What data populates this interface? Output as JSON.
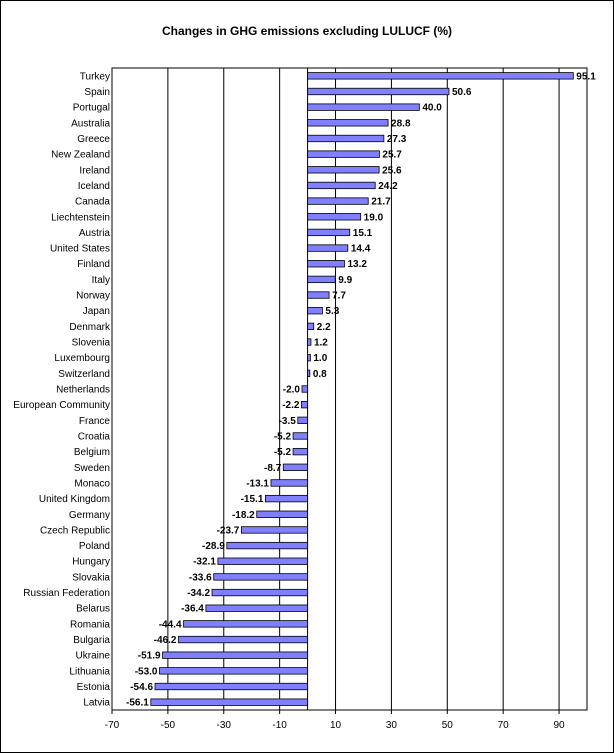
{
  "chart_data": {
    "type": "bar",
    "orientation": "horizontal",
    "title": "Changes in GHG emissions excluding LULUCF (%)",
    "xlabel": "",
    "ylabel": "",
    "xlim": [
      -70,
      100
    ],
    "x_ticks": [
      -70,
      -50,
      -30,
      -10,
      10,
      30,
      50,
      70,
      90
    ],
    "grid": "vertical",
    "legend": "none",
    "bar_color": "#8080ff",
    "bar_edge_color": "#000000",
    "categories": [
      "Turkey",
      "Spain",
      "Portugal",
      "Australia",
      "Greece",
      "New Zealand",
      "Ireland",
      "Iceland",
      "Canada",
      "Liechtenstein",
      "Austria",
      "United States",
      "Finland",
      "Italy",
      "Norway",
      "Japan",
      "Denmark",
      "Slovenia",
      "Luxembourg",
      "Switzerland",
      "Netherlands",
      "European Community",
      "France",
      "Croatia",
      "Belgium",
      "Sweden",
      "Monaco",
      "United Kingdom",
      "Germany",
      "Czech Republic",
      "Poland",
      "Hungary",
      "Slovakia",
      "Russian Federation",
      "Belarus",
      "Romania",
      "Bulgaria",
      "Ukraine",
      "Lithuania",
      "Estonia",
      "Latvia"
    ],
    "values": [
      95.1,
      50.6,
      40.0,
      28.8,
      27.3,
      25.7,
      25.6,
      24.2,
      21.7,
      19.0,
      15.1,
      14.4,
      13.2,
      9.9,
      7.7,
      5.3,
      2.2,
      1.2,
      1.0,
      0.8,
      -2.0,
      -2.2,
      -3.5,
      -5.2,
      -5.2,
      -8.7,
      -13.1,
      -15.1,
      -18.2,
      -23.7,
      -28.9,
      -32.1,
      -33.6,
      -34.2,
      -36.4,
      -44.4,
      -46.2,
      -51.9,
      -53.0,
      -54.6,
      -56.1
    ],
    "value_labels": [
      "95.1",
      "50.6",
      "40.0",
      "28.8",
      "27.3",
      "25.7",
      "25.6",
      "24.2",
      "21.7",
      "19.0",
      "15.1",
      "14.4",
      "13.2",
      "9.9",
      "7.7",
      "5.3",
      "2.2",
      "1.2",
      "1.0",
      "0.8",
      "-2.0",
      "-2.2",
      "-3.5",
      "-5.2",
      "-5.2",
      "-8.7",
      "-13.1",
      "-15.1",
      "-18.2",
      "-23.7",
      "-28.9",
      "-32.1",
      "-33.6",
      "-34.2",
      "-36.4",
      "-44.4",
      "-46.2",
      "-51.9",
      "-53.0",
      "-54.6",
      "-56.1"
    ]
  }
}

(What you need to do): Copy the records word for word, leaving no picture in the copy.

(Solution for this problem):
What data populates this interface? Output as JSON.
{
  "chart_data": {
    "type": "bar",
    "orientation": "horizontal",
    "title": "Changes in GHG emissions excluding LULUCF (%)",
    "xlabel": "",
    "ylabel": "",
    "xlim": [
      -70,
      100
    ],
    "x_ticks": [
      -70,
      -50,
      -30,
      -10,
      10,
      30,
      50,
      70,
      90
    ],
    "grid": "vertical",
    "legend": "none",
    "bar_color": "#8080ff",
    "bar_edge_color": "#000000",
    "categories": [
      "Turkey",
      "Spain",
      "Portugal",
      "Australia",
      "Greece",
      "New Zealand",
      "Ireland",
      "Iceland",
      "Canada",
      "Liechtenstein",
      "Austria",
      "United States",
      "Finland",
      "Italy",
      "Norway",
      "Japan",
      "Denmark",
      "Slovenia",
      "Luxembourg",
      "Switzerland",
      "Netherlands",
      "European Community",
      "France",
      "Croatia",
      "Belgium",
      "Sweden",
      "Monaco",
      "United Kingdom",
      "Germany",
      "Czech Republic",
      "Poland",
      "Hungary",
      "Slovakia",
      "Russian Federation",
      "Belarus",
      "Romania",
      "Bulgaria",
      "Ukraine",
      "Lithuania",
      "Estonia",
      "Latvia"
    ],
    "values": [
      95.1,
      50.6,
      40.0,
      28.8,
      27.3,
      25.7,
      25.6,
      24.2,
      21.7,
      19.0,
      15.1,
      14.4,
      13.2,
      9.9,
      7.7,
      5.3,
      2.2,
      1.2,
      1.0,
      0.8,
      -2.0,
      -2.2,
      -3.5,
      -5.2,
      -5.2,
      -8.7,
      -13.1,
      -15.1,
      -18.2,
      -23.7,
      -28.9,
      -32.1,
      -33.6,
      -34.2,
      -36.4,
      -44.4,
      -46.2,
      -51.9,
      -53.0,
      -54.6,
      -56.1
    ],
    "value_labels": [
      "95.1",
      "50.6",
      "40.0",
      "28.8",
      "27.3",
      "25.7",
      "25.6",
      "24.2",
      "21.7",
      "19.0",
      "15.1",
      "14.4",
      "13.2",
      "9.9",
      "7.7",
      "5.3",
      "2.2",
      "1.2",
      "1.0",
      "0.8",
      "-2.0",
      "-2.2",
      "-3.5",
      "-5.2",
      "-5.2",
      "-8.7",
      "-13.1",
      "-15.1",
      "-18.2",
      "-23.7",
      "-28.9",
      "-32.1",
      "-33.6",
      "-34.2",
      "-36.4",
      "-44.4",
      "-46.2",
      "-51.9",
      "-53.0",
      "-54.6",
      "-56.1"
    ]
  }
}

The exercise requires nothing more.